**Goal**
Copy everything from the start of the records down to the line containing "point — [336, 201, 346, 210]", including both ends, and nothing else.

**Exercise materials**
☆ ☆ ☆

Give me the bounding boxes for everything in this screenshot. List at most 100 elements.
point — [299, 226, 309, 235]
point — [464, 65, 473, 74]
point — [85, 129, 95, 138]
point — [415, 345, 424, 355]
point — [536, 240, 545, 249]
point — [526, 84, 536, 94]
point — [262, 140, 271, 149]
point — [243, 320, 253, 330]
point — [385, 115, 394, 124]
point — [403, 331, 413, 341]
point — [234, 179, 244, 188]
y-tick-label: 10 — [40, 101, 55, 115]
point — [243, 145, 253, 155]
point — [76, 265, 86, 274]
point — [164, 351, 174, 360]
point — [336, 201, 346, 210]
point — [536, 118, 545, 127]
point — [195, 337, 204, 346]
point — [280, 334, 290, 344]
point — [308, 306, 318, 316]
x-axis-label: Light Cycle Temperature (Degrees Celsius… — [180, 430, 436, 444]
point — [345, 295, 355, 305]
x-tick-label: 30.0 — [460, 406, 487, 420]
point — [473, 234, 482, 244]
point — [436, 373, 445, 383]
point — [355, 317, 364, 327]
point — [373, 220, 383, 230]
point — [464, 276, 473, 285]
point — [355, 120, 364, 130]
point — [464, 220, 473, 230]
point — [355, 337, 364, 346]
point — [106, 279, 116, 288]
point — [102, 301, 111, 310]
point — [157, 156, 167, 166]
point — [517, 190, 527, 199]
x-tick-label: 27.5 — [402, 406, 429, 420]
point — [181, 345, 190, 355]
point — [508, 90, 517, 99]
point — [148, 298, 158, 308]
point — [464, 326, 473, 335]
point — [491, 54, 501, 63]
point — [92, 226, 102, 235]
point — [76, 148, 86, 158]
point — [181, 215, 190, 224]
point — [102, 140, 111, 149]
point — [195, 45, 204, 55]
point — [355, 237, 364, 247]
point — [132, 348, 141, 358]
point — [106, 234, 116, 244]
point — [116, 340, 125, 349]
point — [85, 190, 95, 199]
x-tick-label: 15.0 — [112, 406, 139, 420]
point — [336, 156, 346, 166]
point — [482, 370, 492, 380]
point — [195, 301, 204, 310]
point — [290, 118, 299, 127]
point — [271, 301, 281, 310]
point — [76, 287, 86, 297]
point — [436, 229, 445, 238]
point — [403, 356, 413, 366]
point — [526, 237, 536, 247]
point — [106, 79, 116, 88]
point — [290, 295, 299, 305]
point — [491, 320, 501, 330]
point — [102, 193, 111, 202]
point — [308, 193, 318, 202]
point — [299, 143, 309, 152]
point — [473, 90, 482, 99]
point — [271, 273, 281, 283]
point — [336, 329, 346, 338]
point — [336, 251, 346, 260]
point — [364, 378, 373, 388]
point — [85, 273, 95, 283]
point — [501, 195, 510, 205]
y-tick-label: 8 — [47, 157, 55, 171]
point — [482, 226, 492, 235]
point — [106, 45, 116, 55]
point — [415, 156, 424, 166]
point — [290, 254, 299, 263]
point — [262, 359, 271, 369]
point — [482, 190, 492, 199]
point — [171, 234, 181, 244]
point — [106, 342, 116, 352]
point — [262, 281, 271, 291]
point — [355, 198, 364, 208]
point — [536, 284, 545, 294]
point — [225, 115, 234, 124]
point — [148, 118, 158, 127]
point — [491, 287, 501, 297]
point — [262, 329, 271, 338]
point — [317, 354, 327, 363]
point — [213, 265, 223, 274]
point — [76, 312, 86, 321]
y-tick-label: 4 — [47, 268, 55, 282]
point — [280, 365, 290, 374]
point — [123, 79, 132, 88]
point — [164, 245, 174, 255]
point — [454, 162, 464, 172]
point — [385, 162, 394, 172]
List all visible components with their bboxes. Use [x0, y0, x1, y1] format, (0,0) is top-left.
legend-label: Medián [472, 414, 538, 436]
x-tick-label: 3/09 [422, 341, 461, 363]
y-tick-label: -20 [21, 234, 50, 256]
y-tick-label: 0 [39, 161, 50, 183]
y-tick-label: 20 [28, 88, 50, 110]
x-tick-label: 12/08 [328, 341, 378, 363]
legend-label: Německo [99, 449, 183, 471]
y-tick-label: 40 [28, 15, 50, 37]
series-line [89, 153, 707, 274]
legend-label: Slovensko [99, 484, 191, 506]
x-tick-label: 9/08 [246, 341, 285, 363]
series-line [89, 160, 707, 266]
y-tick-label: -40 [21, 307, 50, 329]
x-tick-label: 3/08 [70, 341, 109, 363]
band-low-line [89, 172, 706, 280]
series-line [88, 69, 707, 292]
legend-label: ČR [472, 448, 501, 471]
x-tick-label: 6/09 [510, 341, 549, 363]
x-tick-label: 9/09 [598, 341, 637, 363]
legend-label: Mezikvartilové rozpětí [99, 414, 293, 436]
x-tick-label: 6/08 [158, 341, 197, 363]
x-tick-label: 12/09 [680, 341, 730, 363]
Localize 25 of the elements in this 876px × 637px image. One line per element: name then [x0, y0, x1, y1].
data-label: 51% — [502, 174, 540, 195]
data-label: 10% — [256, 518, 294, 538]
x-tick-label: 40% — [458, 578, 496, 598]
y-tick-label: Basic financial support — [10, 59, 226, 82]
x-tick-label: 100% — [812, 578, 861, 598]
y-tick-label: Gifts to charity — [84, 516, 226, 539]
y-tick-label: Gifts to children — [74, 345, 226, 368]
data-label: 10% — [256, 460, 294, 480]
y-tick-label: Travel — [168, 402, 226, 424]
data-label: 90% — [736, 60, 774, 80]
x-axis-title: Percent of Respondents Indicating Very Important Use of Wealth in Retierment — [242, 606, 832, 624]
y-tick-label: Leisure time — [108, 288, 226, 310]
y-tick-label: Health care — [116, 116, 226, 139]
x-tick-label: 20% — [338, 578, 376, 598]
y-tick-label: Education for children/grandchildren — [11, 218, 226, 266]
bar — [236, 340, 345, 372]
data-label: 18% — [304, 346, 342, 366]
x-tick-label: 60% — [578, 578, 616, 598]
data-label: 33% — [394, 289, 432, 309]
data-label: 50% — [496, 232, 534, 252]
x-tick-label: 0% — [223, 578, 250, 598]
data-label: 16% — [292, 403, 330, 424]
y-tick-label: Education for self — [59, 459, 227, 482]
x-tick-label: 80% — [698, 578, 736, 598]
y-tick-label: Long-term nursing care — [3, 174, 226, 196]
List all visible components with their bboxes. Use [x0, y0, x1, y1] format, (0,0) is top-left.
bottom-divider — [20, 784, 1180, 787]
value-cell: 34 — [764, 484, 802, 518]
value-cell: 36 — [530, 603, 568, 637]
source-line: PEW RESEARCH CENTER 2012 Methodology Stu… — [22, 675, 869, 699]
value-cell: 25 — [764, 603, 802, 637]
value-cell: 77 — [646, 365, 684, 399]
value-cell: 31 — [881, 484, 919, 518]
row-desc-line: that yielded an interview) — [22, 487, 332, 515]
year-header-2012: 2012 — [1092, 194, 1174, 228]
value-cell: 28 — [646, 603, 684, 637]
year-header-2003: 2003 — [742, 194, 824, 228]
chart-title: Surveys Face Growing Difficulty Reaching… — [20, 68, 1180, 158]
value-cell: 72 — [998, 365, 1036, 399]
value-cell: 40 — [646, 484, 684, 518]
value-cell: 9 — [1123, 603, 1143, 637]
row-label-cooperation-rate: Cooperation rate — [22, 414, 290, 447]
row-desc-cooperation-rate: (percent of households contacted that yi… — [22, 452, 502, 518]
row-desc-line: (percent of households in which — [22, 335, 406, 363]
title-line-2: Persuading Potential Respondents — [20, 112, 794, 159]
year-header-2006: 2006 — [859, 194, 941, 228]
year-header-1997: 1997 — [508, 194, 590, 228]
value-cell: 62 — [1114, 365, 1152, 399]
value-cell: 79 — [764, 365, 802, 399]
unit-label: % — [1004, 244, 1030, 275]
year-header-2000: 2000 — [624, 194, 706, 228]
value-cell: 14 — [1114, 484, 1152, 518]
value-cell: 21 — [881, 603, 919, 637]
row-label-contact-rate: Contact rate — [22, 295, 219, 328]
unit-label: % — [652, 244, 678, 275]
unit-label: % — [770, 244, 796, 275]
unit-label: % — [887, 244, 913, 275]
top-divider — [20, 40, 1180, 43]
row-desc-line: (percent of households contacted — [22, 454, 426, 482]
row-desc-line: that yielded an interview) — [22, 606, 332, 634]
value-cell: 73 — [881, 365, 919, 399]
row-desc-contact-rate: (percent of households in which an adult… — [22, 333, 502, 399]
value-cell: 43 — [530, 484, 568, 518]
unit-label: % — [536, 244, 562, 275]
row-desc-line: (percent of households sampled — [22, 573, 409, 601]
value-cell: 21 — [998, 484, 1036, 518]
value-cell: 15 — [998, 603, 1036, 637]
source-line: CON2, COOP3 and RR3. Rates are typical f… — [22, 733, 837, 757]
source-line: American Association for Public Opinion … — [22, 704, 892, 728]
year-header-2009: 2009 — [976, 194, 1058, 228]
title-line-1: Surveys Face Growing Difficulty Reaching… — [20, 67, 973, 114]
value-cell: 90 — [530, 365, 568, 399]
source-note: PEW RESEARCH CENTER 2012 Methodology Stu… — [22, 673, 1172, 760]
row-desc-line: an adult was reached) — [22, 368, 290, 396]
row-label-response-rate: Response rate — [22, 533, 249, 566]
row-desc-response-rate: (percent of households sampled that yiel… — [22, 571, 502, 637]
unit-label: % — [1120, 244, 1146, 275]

☆ ☆ ☆

**Exercise result**
Give me the bounding boxes for everything in this screenshot. List at most 100 elements.
point — [299, 226, 309, 235]
point — [464, 65, 473, 74]
point — [85, 129, 95, 138]
point — [415, 345, 424, 355]
point — [536, 240, 545, 249]
point — [526, 84, 536, 94]
point — [262, 140, 271, 149]
point — [243, 320, 253, 330]
point — [385, 115, 394, 124]
point — [403, 331, 413, 341]
point — [234, 179, 244, 188]
y-tick-label: 10 — [40, 101, 55, 115]
point — [243, 145, 253, 155]
point — [76, 265, 86, 274]
point — [164, 351, 174, 360]
point — [336, 201, 346, 210]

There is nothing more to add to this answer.